The records below are to be quoted in full; please keep every word exact.

---

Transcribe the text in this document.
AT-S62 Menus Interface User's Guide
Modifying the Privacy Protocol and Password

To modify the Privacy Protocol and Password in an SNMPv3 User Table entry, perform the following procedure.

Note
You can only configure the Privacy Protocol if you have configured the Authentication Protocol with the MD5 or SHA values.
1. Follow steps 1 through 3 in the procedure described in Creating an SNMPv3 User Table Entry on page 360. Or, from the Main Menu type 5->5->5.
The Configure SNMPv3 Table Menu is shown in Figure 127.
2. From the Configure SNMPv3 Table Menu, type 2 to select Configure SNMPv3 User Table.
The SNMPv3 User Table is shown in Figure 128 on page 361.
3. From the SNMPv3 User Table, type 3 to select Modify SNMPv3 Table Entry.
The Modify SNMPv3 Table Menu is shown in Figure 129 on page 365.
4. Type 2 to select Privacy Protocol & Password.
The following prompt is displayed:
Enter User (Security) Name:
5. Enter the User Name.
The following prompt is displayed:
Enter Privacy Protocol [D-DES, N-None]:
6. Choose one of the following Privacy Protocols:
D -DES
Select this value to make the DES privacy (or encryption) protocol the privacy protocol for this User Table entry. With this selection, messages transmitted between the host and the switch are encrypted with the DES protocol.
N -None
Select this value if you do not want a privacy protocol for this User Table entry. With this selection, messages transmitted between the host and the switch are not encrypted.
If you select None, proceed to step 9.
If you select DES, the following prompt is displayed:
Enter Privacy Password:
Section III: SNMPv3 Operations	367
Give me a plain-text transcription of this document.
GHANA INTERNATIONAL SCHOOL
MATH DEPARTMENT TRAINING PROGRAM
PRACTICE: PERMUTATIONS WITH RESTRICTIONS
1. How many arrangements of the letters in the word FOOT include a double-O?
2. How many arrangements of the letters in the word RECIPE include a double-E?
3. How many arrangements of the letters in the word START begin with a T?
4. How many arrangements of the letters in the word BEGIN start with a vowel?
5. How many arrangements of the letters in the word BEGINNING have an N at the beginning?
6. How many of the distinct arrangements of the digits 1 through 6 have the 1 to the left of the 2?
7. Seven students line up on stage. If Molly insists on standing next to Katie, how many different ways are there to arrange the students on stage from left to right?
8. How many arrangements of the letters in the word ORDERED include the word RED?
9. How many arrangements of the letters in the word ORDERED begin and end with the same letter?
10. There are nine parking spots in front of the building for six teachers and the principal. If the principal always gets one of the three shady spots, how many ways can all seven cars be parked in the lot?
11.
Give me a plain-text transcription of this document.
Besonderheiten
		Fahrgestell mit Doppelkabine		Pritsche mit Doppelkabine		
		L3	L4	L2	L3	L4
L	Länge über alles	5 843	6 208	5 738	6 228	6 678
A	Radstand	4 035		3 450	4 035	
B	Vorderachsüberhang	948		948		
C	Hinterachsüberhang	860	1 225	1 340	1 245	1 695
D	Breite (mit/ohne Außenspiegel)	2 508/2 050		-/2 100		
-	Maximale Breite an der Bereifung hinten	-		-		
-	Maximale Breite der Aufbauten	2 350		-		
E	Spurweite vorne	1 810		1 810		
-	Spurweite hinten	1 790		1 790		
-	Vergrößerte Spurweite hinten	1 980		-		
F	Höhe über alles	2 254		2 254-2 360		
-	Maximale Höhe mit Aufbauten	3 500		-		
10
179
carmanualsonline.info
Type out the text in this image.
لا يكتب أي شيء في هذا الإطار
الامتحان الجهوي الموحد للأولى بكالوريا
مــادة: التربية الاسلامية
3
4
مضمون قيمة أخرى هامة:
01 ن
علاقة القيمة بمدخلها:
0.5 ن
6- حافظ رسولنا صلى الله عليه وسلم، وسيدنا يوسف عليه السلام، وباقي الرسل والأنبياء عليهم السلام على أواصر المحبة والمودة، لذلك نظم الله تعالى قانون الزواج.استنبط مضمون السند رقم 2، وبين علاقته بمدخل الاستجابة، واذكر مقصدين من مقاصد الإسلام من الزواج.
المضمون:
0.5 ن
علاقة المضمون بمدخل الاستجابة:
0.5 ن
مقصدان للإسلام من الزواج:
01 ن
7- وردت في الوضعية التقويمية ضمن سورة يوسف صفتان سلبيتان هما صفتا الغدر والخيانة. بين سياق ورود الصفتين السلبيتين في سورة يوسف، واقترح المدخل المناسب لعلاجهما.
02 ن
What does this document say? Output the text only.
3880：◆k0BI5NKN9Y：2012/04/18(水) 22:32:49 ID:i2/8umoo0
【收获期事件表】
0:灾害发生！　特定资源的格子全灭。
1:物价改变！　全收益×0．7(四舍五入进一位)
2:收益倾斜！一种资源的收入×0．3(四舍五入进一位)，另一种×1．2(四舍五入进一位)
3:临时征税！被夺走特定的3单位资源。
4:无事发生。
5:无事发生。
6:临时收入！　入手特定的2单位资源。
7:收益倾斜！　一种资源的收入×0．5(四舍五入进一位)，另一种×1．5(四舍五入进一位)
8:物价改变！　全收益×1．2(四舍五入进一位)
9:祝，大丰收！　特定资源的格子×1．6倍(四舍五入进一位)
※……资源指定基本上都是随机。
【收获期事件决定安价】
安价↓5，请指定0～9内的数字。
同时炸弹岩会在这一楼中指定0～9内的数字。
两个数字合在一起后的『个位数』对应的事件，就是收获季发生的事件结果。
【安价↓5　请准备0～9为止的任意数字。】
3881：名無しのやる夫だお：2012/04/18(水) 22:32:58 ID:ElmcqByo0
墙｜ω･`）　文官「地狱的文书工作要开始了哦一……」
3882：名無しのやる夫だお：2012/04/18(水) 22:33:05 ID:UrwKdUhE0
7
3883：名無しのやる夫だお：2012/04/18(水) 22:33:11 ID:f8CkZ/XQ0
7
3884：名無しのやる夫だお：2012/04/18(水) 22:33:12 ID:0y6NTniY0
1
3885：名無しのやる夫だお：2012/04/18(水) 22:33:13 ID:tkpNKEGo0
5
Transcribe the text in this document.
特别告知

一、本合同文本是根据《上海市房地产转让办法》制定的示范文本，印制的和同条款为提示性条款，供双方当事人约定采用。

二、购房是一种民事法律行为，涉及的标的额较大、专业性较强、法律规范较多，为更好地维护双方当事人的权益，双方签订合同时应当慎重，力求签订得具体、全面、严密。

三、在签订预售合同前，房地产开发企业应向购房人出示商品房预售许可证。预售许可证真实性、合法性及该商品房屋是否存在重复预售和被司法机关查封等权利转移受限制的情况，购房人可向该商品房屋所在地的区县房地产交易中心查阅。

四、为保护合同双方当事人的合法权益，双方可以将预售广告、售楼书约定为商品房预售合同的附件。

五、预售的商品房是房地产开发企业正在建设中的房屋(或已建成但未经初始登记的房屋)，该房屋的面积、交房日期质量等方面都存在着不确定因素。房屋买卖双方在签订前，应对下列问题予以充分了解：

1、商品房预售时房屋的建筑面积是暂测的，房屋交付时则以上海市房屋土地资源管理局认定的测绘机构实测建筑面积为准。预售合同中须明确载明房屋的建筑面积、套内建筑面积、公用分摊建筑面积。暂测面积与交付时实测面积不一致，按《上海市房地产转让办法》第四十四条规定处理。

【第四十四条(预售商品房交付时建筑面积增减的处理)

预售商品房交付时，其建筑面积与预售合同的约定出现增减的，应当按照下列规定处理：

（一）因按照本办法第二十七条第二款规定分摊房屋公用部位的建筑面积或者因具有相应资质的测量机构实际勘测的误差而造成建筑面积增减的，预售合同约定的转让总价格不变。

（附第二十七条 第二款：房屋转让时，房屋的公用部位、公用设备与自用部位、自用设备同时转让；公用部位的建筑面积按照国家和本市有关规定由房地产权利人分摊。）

---

**RESULT OF THE TASK**
Transcribe the text in this document.
AT-S62 Menus Interface User's Guide
Modifying the Privacy Protocol and Password

To modify the Privacy Protocol and Password in an SNMPv3 User Table entry, perform the following procedure.

Note
You can only configure the Privacy Protocol if you have configured the Authentication Protocol with the MD5 or SHA values.
1. Follow steps 1 through 3 in the procedure described in Creating an SNMPv3 User Table Entry on page 360. Or, from the Main Menu type 5->5->5.
The Configure SNMPv3 Table Menu is shown in Figure 127.
2. From the Configure SNMPv3 Table Menu, type 2 to select Configure SNMPv3 User Table.
The SNMPv3 User Table is shown in Figure 128 on page 361.
3. From the SNMPv3 User Table, type 3 to select Modify SNMPv3 Table Entry.
The Modify SNMPv3 Table Menu is shown in Figure 129 on page 365.
4. Type 2 to select Privacy Protocol & Password.
The following prompt is displayed:
Enter User (Security) Name:
5. Enter the User Name.
The following prompt is displayed:
Enter Privacy Protocol [D-DES, N-None]:
6. Choose one of the following Privacy Protocols:
D -DES
Select this value to make the DES privacy (or encryption) protocol the privacy protocol for this User Table entry. With this selection, messages transmitted between the host and the switch are encrypted with the DES protocol.
N -None
Select this value if you do not want a privacy protocol for this User Table entry. With this selection, messages transmitted between the host and the switch are not encrypted.
If you select None, proceed to step 9.
If you select DES, the following prompt is displayed:
Enter Privacy Password:
Section III: SNMPv3 Operations	367
Give me a plain-text transcription of this document.
GHANA INTERNATIONAL SCHOOL
MATH DEPARTMENT TRAINING PROGRAM
PRACTICE: PERMUTATIONS WITH RESTRICTIONS
1. How many arrangements of the letters in the word FOOT include a double-O?
2. How many arrangements of the letters in the word RECIPE include a double-E?
3. How many arrangements of the letters in the word START begin with a T?
4. How many arrangements of the letters in the word BEGIN start with a vowel?
5. How many arrangements of the letters in the word BEGINNING have an N at the beginning?
6. How many of the distinct arrangements of the digits 1 through 6 have the 1 to the left of the 2?
7. Seven students line up on stage. If Molly insists on standing next to Katie, how many different ways are there to arrange the students on stage from left to right?
8. How many arrangements of the letters in the word ORDERED include the word RED?
9. How many arrangements of the letters in the word ORDERED begin and end with the same letter?
10. There are nine parking spots in front of the building for six teachers and the principal. If the principal always gets one of the three shady spots, how many ways can all seven cars be parked in the lot?
11.
Give me a plain-text transcription of this document.
Besonderheiten
		Fahrgestell mit Doppelkabine		Pritsche mit Doppelkabine		
		L3	L4	L2	L3	L4
L	Länge über alles	5 843	6 208	5 738	6 228	6 678
A	Radstand	4 035		3 450	4 035	
B	Vorderachsüberhang	948		948		
C	Hinterachsüberhang	860	1 225	1 340	1 245	1 695
D	Breite (mit/ohne Außenspiegel)	2 508/2 050		-/2 100		
-	Maximale Breite an der Bereifung hinten	-		-		
-	Maximale Breite der Aufbauten	2 350		-		
E	Spurweite vorne	1 810		1 810		
-	Spurweite hinten	1 790		1 790		
-	Vergrößerte Spurweite hinten	1 980		-		
F	Höhe über alles	2 254		2 254-2 360		
-	Maximale Höhe mit Aufbauten	3 500		-		
10
179
carmanualsonline.info
Type out the text in this image.
لا يكتب أي شيء في هذا الإطار
الامتحان الجهوي الموحد للأولى بكالوريا
مــادة: التربية الاسلامية
3
4
مضمون قيمة أخرى هامة:
01 ن
علاقة القيمة بمدخلها:
0.5 ن
6- حافظ رسولنا صلى الله عليه وسلم، وسيدنا يوسف عليه السلام، وباقي الرسل والأنبياء عليهم السلام على أواصر المحبة والمودة، لذلك نظم الله تعالى قانون الزواج.استنبط مضمون السند رقم 2، وبين علاقته بمدخل الاستجابة، واذكر مقصدين من مقاصد الإسلام من الزواج.
المضمون:
0.5 ن
علاقة المضمون بمدخل الاستجابة:
0.5 ن
مقصدان للإسلام من الزواج:
01 ن
7- وردت في الوضعية التقويمية ضمن سورة يوسف صفتان سلبيتان هما صفتا الغدر والخيانة. بين سياق ورود الصفتين السلبيتين في سورة يوسف، واقترح المدخل المناسب لعلاجهما.
02 ن
What does this document say? Output the text only.
3880：◆k0BI5NKN9Y：2012/04/18(水) 22:32:49 ID:i2/8umoo0
【收获期事件表】
0:灾害发生！　特定资源的格子全灭。
1:物价改变！　全收益×0．7(四舍五入进一位)
2:收益倾斜！一种资源的收入×0．3(四舍五入进一位)，另一种×1．2(四舍五入进一位)
3:临时征税！被夺走特定的3单位资源。
4:无事发生。
5:无事发生。
6:临时收入！　入手特定的2单位资源。
7:收益倾斜！　一种资源的收入×0．5(四舍五入进一位)，另一种×1．5(四舍五入进一位)
8:物价改变！　全收益×1．2(四舍五入进一位)
9:祝，大丰收！　特定资源的格子×1．6倍(四舍五入进一位)
※……资源指定基本上都是随机。
【收获期事件决定安价】
安价↓5，请指定0～9内的数字。
同时炸弹岩会在这一楼中指定0～9内的数字。
两个数字合在一起后的『个位数』对应的事件，就是收获季发生的事件结果。
【安价↓5　请准备0～9为止的任意数字。】
3881：名無しのやる夫だお：2012/04/18(水) 22:32:58 ID:ElmcqByo0
墙｜ω･`）　文官「地狱的文书工作要开始了哦一……」
3882：名無しのやる夫だお：2012/04/18(水) 22:33:05 ID:UrwKdUhE0
7
3883：名無しのやる夫だお：2012/04/18(水) 22:33:11 ID:f8CkZ/XQ0
7
3884：名無しのやる夫だお：2012/04/18(水) 22:33:12 ID:0y6NTniY0
1
3885：名無しのやる夫だお：2012/04/18(水) 22:33:13 ID:tkpNKEGo0
5
Transcribe the text in this document.
特别告知

一、本合同文本是根据《上海市房地产转让办法》制定的示范文本，印制的和同条款为提示性条款，供双方当事人约定采用。

二、购房是一种民事法律行为，涉及的标的额较大、专业性较强、法律规范较多，为更好地维护双方当事人的权益，双方签订合同时应当慎重，力求签订得具体、全面、严密。

三、在签订预售合同前，房地产开发企业应向购房人出示商品房预售许可证。预售许可证真实性、合法性及该商品房屋是否存在重复预售和被司法机关查封等权利转移受限制的情况，购房人可向该商品房屋所在地的区县房地产交易中心查阅。

四、为保护合同双方当事人的合法权益，双方可以将预售广告、售楼书约定为商品房预售合同的附件。

五、预售的商品房是房地产开发企业正在建设中的房屋(或已建成但未经初始登记的房屋)，该房屋的面积、交房日期质量等方面都存在着不确定因素。房屋买卖双方在签订前，应对下列问题予以充分了解：

1、商品房预售时房屋的建筑面积是暂测的，房屋交付时则以上海市房屋土地资源管理局认定的测绘机构实测建筑面积为准。预售合同中须明确载明房屋的建筑面积、套内建筑面积、公用分摊建筑面积。暂测面积与交付时实测面积不一致，按《上海市房地产转让办法》第四十四条规定处理。

【第四十四条(预售商品房交付时建筑面积增减的处理)

预售商品房交付时，其建筑面积与预售合同的约定出现增减的，应当按照下列规定处理：

（一）因按照本办法第二十七条第二款规定分摊房屋公用部位的建筑面积或者因具有相应资质的测量机构实际勘测的误差而造成建筑面积增减的，预售合同约定的转让总价格不变。

（附第二十七条 第二款：房屋转让时，房屋的公用部位、公用设备与自用部位、自用设备同时转让；公用部位的建筑面积按照国家和本市有关规定由房地产权利人分摊。）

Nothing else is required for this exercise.